**TASK**
Below are some records. Copy every line in them that holds "this".

**SUPPLIED ENTRIES**
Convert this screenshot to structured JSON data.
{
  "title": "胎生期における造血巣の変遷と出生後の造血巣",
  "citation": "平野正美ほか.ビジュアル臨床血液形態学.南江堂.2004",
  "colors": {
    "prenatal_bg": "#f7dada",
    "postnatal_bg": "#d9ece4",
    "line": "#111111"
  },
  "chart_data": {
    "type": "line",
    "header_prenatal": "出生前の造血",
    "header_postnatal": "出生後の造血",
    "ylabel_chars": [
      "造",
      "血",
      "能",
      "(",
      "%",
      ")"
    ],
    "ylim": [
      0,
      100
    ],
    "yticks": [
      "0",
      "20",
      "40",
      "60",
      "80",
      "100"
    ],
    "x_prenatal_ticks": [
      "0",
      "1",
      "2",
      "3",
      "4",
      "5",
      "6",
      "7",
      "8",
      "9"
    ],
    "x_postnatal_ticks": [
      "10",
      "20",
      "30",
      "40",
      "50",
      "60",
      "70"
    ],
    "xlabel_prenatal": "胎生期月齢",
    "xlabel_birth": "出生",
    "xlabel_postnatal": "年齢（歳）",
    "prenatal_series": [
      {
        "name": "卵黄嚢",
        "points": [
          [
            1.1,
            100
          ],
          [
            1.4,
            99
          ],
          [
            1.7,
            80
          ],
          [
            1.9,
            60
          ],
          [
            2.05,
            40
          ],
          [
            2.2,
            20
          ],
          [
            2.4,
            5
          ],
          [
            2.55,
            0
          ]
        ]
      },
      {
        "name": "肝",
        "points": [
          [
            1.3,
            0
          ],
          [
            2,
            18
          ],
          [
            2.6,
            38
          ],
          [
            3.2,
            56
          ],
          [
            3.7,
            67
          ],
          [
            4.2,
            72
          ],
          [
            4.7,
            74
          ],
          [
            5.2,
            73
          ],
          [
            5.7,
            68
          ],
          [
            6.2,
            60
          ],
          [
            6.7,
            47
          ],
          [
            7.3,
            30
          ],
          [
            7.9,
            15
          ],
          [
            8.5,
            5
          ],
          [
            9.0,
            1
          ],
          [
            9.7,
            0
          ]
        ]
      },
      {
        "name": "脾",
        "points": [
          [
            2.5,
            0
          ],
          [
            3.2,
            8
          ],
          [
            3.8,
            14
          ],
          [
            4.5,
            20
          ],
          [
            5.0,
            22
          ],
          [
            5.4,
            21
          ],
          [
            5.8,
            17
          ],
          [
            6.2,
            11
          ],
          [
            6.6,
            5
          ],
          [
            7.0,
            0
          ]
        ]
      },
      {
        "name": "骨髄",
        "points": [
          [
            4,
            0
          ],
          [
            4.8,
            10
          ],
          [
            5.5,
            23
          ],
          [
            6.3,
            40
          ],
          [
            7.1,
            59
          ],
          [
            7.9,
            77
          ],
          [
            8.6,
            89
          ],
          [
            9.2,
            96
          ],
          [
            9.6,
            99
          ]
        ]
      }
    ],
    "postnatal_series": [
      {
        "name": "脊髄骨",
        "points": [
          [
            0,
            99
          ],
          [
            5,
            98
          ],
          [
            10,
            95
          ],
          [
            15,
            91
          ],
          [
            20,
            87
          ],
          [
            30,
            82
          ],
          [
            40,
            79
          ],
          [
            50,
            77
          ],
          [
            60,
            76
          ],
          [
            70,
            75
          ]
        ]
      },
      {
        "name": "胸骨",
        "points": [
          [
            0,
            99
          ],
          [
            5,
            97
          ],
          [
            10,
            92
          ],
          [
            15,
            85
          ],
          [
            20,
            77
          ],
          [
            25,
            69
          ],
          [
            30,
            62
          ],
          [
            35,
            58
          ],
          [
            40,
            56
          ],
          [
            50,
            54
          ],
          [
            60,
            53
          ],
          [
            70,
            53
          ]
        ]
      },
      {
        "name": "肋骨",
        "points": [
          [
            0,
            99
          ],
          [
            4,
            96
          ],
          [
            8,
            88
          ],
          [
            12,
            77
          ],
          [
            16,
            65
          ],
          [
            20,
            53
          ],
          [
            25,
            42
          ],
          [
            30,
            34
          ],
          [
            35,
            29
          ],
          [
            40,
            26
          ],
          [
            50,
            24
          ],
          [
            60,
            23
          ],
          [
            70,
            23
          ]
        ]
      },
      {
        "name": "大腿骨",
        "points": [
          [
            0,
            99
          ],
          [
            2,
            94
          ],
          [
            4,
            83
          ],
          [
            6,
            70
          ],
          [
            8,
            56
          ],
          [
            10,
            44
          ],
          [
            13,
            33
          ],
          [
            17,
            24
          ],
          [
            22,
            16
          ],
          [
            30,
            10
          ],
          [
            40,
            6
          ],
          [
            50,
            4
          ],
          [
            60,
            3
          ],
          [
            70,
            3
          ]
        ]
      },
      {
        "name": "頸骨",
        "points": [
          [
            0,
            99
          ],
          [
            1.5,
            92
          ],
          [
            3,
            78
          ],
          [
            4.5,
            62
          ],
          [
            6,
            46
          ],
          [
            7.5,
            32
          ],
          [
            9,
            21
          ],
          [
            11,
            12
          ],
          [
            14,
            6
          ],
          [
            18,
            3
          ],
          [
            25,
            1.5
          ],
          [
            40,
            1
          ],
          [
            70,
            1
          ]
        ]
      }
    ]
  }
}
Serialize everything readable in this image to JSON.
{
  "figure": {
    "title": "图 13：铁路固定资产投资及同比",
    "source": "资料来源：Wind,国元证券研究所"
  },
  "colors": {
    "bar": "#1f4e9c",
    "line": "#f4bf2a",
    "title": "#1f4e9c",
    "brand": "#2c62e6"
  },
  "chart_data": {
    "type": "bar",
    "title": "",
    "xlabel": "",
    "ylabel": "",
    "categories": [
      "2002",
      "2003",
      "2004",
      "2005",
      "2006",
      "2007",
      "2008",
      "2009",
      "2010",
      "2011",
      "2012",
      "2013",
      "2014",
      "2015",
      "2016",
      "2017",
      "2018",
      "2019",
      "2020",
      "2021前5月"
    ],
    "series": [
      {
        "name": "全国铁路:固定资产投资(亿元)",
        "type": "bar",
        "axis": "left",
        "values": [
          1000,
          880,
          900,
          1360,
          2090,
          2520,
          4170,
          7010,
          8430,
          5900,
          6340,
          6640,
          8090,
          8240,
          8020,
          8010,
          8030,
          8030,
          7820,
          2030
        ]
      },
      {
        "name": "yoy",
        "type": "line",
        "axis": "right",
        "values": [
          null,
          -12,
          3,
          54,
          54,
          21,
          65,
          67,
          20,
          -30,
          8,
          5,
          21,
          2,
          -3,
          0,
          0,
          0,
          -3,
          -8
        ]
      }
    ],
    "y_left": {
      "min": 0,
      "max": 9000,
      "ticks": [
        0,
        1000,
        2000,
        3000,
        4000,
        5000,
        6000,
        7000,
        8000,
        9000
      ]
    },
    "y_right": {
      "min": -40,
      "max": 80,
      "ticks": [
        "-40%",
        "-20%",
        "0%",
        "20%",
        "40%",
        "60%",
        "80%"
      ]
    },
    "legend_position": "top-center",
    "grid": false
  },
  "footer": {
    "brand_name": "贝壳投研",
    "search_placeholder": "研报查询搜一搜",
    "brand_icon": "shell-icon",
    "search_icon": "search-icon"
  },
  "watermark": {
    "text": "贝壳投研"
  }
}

**OUTPUT OF THE TASK**
Convert this screenshot to structured JSON data.
Serialize everything readable in this image to JSON.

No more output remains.